**What is asked:** Copy out each line that mentions the word "color".

<<<<

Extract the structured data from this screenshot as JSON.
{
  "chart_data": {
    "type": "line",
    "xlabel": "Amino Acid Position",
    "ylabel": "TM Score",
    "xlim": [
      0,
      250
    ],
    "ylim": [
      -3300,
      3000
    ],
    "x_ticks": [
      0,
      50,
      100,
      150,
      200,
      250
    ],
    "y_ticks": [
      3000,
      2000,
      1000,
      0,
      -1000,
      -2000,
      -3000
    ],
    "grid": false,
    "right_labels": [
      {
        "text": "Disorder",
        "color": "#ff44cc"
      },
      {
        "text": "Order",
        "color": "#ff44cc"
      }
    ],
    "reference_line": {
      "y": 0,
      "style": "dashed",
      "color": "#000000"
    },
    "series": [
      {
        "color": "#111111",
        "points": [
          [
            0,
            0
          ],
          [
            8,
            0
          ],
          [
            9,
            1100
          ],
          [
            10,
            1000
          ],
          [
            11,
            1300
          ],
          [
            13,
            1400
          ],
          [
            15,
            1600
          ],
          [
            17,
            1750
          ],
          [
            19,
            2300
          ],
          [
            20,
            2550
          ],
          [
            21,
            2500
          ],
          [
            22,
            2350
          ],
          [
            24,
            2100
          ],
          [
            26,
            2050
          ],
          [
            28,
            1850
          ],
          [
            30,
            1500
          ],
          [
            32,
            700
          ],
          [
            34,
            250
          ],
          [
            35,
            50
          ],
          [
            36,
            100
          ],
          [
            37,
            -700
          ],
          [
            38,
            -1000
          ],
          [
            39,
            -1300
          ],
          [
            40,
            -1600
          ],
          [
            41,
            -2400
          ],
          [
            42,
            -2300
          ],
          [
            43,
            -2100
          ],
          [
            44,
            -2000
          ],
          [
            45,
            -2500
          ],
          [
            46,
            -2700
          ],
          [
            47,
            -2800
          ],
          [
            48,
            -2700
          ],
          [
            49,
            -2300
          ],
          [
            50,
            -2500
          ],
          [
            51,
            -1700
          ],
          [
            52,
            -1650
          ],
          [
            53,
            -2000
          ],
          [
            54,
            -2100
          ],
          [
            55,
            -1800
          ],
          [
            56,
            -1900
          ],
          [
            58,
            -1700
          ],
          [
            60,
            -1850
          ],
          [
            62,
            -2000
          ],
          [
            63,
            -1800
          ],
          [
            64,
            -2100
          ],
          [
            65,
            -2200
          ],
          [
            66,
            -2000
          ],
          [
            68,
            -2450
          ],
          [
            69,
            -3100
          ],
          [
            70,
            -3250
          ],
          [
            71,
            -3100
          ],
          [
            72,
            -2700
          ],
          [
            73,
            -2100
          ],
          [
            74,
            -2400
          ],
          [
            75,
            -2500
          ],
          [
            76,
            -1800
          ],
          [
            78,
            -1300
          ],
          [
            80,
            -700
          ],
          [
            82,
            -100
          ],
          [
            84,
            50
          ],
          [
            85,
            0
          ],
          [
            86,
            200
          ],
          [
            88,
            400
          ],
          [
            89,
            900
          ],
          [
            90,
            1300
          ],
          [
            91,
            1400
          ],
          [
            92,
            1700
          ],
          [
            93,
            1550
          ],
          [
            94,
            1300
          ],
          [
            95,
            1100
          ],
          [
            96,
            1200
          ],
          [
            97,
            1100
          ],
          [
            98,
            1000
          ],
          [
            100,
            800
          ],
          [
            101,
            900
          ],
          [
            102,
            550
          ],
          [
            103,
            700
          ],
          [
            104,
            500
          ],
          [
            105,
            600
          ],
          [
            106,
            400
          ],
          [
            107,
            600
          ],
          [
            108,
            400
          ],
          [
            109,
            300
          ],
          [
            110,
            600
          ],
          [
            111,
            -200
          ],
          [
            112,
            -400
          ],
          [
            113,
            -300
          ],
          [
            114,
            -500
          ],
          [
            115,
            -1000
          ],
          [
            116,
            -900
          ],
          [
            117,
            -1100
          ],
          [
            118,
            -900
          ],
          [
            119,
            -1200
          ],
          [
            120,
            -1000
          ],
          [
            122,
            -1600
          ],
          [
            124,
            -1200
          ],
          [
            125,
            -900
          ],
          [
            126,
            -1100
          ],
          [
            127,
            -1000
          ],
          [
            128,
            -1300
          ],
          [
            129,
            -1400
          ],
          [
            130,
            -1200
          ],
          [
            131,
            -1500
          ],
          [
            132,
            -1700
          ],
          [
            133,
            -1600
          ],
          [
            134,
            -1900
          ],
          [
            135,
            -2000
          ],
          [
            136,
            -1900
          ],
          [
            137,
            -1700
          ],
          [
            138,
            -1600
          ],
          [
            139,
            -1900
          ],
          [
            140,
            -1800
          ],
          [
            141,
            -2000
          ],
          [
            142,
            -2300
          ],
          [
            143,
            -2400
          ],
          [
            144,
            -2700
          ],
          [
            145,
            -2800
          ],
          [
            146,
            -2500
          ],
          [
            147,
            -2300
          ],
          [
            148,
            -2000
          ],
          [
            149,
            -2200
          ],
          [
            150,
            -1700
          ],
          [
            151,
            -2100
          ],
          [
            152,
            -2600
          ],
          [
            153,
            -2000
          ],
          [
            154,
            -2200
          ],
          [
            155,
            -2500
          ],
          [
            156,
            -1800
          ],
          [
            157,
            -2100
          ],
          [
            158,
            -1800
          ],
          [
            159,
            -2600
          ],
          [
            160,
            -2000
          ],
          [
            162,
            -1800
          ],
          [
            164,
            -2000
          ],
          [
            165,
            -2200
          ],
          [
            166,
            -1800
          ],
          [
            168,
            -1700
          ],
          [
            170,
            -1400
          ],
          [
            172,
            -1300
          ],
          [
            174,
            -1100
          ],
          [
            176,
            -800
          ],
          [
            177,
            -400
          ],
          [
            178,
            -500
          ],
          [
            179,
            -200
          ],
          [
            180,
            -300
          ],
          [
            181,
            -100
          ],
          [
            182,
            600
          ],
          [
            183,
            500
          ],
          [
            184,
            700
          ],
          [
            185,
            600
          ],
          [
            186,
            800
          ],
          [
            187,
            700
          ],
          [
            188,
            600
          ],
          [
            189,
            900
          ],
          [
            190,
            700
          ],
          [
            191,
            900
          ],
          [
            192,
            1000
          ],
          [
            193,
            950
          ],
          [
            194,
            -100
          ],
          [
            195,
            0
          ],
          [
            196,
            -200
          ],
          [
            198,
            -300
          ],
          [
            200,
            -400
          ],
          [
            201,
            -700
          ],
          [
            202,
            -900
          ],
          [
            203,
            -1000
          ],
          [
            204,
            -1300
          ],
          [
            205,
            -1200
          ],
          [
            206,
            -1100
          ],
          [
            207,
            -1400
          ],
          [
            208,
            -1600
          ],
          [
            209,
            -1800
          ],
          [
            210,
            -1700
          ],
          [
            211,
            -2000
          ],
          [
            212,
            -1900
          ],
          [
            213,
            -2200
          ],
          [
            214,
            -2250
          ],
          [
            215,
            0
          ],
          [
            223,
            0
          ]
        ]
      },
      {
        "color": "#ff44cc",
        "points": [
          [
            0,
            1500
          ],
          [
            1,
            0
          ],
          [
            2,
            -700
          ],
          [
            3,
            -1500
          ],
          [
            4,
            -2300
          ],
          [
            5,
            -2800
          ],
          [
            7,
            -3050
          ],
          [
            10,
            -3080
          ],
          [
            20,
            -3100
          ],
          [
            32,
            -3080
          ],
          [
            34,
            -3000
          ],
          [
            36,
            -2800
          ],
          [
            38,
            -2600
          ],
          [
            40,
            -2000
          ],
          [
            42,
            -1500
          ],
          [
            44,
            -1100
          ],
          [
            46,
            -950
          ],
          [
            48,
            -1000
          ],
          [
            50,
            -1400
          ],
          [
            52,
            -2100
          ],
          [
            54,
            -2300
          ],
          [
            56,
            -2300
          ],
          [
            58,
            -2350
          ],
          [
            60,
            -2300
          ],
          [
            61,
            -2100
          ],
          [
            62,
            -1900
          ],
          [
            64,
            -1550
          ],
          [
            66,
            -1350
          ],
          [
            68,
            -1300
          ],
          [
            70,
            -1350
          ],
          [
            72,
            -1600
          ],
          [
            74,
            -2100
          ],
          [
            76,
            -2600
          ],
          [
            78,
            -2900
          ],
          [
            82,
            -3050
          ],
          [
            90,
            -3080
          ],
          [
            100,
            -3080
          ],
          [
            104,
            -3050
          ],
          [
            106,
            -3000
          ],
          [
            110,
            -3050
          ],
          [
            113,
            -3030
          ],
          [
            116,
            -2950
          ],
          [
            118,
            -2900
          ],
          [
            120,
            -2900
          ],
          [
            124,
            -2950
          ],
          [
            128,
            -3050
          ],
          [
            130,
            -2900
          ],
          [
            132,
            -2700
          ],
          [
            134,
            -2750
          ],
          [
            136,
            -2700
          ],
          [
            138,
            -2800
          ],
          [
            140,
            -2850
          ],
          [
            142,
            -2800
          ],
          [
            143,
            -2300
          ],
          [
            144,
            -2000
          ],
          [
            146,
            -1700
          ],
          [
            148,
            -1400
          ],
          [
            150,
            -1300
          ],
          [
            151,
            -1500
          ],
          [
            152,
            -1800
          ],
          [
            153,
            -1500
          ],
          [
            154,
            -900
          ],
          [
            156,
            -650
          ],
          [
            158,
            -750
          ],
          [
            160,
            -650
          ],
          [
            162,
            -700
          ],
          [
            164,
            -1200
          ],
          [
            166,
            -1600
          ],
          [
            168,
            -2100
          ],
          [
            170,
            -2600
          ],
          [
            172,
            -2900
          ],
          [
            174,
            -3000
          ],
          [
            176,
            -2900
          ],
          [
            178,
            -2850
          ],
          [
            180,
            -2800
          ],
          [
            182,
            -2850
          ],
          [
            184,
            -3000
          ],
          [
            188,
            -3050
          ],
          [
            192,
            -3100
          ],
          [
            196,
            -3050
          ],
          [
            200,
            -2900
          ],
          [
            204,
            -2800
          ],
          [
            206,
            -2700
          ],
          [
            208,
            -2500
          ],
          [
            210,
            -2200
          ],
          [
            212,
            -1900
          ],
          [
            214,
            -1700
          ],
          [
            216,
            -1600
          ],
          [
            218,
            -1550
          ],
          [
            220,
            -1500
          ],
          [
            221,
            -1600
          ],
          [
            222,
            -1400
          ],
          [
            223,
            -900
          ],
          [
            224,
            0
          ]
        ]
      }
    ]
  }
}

>>>>

**Task result:**
        "color": "#ff44cc"
        "color": "#ff44cc"
      "color": "#000000"
        "color": "#111111",
        "color": "#ff44cc",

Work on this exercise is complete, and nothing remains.